TASK INPUTS start

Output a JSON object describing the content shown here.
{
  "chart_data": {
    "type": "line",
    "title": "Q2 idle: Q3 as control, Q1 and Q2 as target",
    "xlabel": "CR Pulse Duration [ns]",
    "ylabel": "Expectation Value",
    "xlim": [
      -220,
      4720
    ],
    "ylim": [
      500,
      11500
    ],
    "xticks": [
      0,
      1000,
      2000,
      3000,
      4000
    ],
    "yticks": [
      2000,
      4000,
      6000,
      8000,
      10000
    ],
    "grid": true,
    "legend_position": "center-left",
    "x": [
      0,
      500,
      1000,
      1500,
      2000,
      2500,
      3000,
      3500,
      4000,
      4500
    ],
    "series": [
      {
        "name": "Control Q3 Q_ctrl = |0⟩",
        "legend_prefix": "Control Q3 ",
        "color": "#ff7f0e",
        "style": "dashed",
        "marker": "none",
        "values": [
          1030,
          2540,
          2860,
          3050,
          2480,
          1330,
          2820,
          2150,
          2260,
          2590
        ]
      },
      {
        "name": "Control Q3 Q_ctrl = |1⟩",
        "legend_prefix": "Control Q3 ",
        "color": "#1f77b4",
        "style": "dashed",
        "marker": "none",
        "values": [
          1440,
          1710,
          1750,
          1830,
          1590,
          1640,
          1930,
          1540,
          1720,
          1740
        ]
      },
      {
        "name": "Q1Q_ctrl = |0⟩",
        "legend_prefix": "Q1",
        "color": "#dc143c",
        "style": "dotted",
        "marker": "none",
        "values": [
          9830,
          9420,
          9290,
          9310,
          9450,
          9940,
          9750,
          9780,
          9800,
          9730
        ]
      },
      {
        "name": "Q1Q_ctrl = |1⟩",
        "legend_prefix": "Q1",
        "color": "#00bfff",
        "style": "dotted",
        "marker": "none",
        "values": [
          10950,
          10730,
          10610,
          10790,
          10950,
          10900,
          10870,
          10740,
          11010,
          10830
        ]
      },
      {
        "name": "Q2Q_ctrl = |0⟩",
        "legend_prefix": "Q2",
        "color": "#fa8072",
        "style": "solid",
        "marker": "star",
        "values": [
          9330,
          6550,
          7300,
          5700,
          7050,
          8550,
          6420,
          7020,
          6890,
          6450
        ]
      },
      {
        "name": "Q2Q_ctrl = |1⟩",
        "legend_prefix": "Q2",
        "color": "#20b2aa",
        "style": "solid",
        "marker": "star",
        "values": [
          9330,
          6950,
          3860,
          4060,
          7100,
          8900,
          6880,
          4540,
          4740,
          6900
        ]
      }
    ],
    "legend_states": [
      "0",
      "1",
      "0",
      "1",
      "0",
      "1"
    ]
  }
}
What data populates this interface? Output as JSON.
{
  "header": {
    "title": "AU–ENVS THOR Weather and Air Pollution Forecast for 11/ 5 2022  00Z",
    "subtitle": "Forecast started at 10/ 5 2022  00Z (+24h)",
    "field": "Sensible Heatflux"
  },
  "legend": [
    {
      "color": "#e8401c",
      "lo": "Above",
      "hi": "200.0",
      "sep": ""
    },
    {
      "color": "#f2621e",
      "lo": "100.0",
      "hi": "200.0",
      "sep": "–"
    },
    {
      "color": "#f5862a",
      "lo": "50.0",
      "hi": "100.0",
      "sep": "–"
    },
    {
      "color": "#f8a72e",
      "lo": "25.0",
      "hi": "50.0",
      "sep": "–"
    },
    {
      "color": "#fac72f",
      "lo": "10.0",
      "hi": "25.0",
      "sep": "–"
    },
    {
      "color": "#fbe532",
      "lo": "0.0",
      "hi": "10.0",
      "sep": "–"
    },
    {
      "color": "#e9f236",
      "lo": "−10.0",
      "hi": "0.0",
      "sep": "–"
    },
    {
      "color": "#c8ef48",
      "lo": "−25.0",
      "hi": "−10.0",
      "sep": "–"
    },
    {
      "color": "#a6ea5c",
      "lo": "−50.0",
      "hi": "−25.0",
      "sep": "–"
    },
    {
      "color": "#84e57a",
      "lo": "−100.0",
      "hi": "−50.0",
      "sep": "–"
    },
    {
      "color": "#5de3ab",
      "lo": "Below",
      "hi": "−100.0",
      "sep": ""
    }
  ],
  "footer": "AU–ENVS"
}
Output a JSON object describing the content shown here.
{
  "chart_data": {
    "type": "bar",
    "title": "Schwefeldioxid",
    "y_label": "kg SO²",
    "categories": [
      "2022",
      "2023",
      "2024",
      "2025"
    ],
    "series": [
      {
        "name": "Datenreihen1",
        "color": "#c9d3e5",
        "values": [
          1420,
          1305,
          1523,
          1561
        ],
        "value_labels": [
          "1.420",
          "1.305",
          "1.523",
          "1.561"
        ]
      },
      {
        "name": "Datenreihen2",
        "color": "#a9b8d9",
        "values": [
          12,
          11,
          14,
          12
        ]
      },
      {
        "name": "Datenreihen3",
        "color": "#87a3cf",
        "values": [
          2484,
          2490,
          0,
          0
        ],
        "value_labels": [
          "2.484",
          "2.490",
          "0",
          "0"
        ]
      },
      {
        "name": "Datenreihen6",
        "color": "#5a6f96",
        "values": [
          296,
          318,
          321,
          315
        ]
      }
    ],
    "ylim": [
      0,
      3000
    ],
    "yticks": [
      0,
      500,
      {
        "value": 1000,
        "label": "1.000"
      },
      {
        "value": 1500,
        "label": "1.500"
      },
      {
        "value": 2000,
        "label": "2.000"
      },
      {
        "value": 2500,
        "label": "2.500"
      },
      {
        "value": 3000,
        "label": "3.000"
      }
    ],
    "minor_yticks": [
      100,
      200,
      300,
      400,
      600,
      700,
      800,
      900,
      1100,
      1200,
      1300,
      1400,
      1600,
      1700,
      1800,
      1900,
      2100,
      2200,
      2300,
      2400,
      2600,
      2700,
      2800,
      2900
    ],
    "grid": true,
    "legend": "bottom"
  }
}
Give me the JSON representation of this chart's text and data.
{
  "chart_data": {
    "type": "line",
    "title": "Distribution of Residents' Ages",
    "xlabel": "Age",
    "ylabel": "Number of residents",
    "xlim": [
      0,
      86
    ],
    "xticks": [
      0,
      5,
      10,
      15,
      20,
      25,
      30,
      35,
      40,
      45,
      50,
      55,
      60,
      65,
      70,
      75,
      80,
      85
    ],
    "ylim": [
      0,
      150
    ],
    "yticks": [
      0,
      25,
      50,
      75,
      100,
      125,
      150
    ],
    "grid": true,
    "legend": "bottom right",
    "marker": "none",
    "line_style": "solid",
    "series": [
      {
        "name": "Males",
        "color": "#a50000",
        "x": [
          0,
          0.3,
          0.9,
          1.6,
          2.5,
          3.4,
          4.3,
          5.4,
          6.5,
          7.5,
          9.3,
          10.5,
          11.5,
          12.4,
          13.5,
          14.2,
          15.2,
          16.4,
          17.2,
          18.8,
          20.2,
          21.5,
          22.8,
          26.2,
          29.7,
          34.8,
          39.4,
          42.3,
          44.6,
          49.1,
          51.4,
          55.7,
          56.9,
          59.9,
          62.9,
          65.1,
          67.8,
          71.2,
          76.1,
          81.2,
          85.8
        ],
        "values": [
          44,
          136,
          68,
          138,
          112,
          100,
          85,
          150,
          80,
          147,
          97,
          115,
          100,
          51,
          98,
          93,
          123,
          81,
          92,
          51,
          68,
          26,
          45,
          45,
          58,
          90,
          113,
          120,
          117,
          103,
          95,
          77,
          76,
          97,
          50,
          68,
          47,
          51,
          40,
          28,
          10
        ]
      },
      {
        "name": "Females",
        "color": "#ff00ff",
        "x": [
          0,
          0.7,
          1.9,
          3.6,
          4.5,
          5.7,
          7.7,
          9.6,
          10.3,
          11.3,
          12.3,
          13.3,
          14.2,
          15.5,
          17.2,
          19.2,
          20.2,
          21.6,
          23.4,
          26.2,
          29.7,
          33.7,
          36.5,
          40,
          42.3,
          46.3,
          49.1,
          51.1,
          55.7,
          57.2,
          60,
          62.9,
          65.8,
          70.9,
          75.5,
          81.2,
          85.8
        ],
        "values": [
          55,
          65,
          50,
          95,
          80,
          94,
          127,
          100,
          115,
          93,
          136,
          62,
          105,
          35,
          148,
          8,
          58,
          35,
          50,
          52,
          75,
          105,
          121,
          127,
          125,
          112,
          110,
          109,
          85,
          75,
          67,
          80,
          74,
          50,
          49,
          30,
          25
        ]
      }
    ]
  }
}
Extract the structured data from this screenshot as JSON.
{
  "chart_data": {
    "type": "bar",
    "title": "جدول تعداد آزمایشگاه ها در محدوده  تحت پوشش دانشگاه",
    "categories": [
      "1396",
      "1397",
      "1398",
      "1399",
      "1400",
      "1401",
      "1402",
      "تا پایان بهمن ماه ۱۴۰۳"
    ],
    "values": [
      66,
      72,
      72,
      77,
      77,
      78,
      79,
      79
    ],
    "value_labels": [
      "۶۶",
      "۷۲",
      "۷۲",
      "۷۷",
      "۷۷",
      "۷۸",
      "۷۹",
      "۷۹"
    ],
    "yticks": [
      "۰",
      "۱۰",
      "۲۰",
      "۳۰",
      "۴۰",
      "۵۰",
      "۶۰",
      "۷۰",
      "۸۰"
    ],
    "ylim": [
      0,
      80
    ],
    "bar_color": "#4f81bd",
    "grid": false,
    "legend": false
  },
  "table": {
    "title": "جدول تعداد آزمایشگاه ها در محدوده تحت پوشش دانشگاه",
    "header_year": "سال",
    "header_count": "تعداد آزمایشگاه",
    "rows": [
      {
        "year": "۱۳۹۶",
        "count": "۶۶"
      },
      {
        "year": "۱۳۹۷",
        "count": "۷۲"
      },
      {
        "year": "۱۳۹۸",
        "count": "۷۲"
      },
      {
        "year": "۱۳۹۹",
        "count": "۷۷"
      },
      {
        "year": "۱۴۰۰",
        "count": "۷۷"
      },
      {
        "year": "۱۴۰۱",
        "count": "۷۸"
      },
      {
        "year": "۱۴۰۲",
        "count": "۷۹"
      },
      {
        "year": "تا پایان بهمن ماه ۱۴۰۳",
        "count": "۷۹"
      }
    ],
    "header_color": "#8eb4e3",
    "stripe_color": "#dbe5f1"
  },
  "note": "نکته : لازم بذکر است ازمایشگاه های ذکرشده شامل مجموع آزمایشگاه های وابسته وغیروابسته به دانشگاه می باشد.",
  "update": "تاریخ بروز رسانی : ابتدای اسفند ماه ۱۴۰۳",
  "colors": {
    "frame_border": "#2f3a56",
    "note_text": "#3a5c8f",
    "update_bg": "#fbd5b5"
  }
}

TASK INPUTS end

§ STATED PROBLEM
Gather every line from the listing above in which the word "Forecast" appears.

§ WRITTEN SOLUTION
    "title": "AU–ENVS THOR Weather and Air Pollution Forecast for 11/ 5 2022  00Z",
    "subtitle": "Forecast started at 10/ 5 2022  00Z (+24h)",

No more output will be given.